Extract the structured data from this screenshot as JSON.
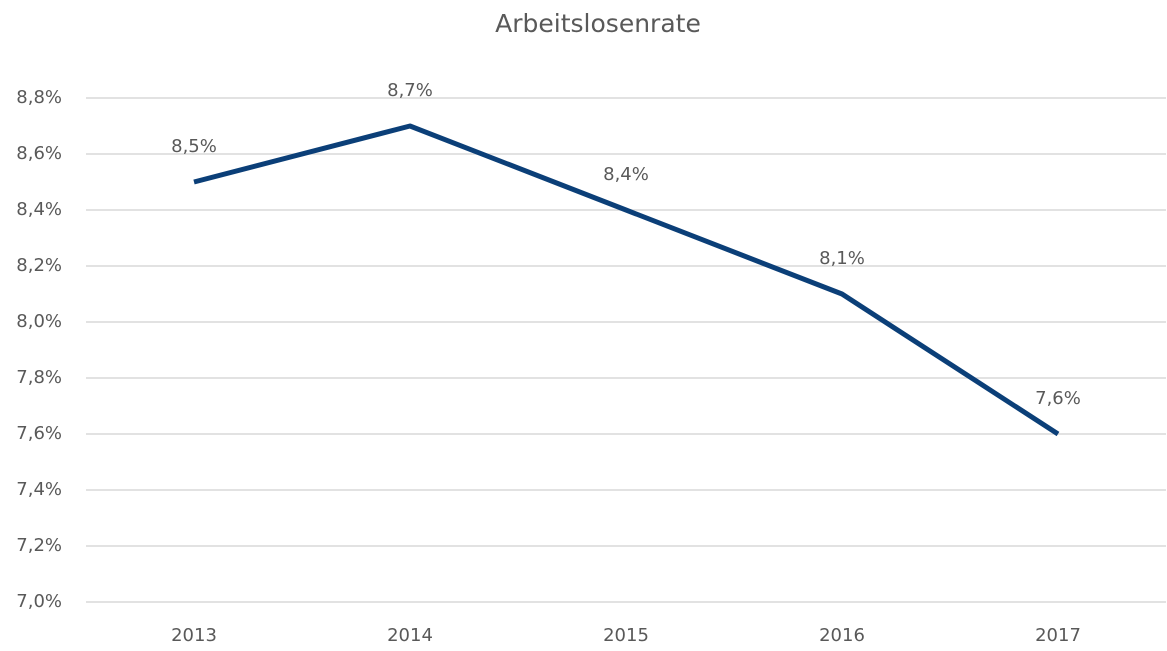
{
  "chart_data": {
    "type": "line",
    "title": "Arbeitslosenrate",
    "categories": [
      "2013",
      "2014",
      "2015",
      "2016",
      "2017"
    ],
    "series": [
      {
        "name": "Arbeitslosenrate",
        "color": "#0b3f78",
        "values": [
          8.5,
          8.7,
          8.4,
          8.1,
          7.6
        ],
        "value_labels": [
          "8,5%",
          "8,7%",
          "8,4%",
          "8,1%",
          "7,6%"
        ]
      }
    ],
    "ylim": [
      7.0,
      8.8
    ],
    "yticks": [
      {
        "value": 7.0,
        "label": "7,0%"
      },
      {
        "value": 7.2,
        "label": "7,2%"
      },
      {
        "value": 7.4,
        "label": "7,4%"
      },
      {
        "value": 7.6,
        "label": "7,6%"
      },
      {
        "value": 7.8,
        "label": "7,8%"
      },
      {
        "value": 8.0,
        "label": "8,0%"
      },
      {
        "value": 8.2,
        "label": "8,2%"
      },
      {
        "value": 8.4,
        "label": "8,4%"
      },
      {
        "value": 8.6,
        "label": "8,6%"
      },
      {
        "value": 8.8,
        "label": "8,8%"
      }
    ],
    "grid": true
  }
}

------------------------

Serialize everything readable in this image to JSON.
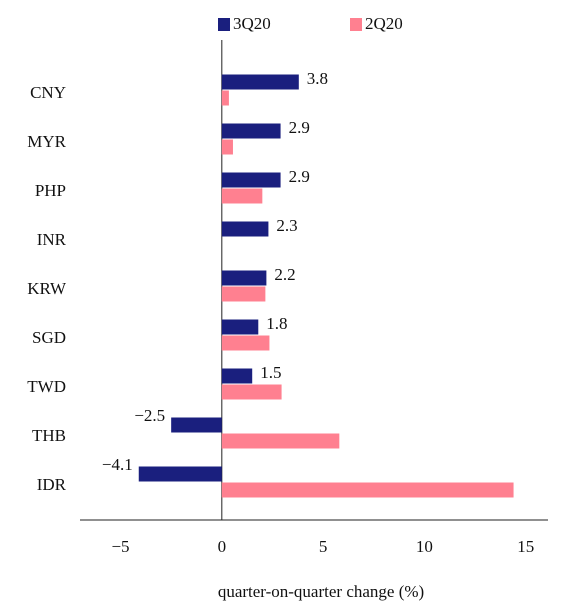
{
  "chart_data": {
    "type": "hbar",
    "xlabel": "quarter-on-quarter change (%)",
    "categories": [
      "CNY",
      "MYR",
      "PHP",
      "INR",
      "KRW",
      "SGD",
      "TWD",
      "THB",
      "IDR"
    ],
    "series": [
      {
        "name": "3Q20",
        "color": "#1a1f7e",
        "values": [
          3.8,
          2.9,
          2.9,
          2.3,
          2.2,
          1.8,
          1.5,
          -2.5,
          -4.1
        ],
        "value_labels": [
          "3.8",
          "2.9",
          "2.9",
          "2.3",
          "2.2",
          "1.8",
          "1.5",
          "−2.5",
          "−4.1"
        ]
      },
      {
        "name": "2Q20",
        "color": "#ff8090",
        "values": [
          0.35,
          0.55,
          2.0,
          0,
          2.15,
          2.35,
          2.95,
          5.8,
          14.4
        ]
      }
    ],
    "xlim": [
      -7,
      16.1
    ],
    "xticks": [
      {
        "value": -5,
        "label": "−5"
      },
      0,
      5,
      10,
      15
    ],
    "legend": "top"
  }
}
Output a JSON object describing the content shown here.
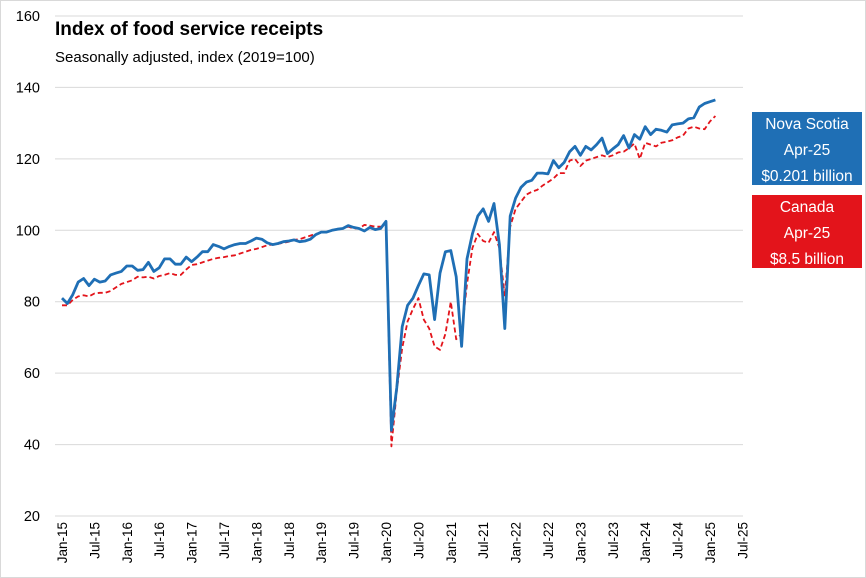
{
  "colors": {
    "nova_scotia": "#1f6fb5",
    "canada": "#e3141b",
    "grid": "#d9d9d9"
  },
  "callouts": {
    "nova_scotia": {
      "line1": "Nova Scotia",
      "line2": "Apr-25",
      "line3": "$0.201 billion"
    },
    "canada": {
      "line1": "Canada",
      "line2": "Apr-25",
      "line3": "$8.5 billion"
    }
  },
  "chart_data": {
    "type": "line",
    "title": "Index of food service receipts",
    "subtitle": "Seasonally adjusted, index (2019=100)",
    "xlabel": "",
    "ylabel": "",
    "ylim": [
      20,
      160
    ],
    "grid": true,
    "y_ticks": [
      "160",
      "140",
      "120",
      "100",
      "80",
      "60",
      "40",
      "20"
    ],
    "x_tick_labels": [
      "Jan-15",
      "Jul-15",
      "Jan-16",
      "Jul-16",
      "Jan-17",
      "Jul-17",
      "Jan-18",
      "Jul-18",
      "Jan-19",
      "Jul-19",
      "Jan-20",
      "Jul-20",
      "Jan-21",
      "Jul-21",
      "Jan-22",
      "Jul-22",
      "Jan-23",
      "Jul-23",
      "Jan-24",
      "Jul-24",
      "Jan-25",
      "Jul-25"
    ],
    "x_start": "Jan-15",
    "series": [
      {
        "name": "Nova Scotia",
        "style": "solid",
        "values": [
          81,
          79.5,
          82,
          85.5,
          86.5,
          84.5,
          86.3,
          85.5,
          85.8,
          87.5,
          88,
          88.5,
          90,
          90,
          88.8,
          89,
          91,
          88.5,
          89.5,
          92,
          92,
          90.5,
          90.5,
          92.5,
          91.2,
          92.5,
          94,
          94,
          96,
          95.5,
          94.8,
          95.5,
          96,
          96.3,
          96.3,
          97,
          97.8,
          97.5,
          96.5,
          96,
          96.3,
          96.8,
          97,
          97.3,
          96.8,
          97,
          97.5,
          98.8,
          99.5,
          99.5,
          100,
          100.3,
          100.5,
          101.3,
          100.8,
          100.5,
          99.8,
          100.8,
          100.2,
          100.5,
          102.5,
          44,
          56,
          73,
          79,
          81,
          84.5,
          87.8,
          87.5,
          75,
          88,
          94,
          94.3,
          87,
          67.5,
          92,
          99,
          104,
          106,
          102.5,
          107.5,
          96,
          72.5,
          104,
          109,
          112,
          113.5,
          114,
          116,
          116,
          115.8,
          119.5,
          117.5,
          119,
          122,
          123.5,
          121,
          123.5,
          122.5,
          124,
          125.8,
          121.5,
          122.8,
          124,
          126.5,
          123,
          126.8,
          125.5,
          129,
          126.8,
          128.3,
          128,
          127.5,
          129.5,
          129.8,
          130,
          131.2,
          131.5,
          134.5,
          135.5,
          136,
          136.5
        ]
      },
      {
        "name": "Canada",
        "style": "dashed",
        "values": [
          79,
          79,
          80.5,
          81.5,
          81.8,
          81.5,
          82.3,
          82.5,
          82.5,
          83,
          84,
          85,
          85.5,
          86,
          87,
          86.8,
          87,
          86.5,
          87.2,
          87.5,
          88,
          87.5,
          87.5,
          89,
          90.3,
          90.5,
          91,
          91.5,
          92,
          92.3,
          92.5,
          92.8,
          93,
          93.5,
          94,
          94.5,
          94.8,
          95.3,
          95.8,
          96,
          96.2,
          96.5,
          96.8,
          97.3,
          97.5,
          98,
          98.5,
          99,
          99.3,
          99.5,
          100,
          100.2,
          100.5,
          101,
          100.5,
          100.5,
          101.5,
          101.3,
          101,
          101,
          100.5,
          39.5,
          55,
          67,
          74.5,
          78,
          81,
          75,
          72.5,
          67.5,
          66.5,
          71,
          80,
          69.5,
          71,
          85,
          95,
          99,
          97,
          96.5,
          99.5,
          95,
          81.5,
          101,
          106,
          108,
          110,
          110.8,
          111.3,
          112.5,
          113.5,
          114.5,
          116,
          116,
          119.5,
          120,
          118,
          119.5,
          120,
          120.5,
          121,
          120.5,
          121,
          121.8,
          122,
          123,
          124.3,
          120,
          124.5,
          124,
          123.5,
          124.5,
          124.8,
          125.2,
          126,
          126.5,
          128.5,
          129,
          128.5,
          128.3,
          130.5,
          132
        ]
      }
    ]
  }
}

------------------------

> [EXERCISE GOAL] From the entries above, list each line with "this" in it.

> [THE RESULT]
Extract the structured data from this screenshot as JSON.
Serialize everything readable in this image to JSON.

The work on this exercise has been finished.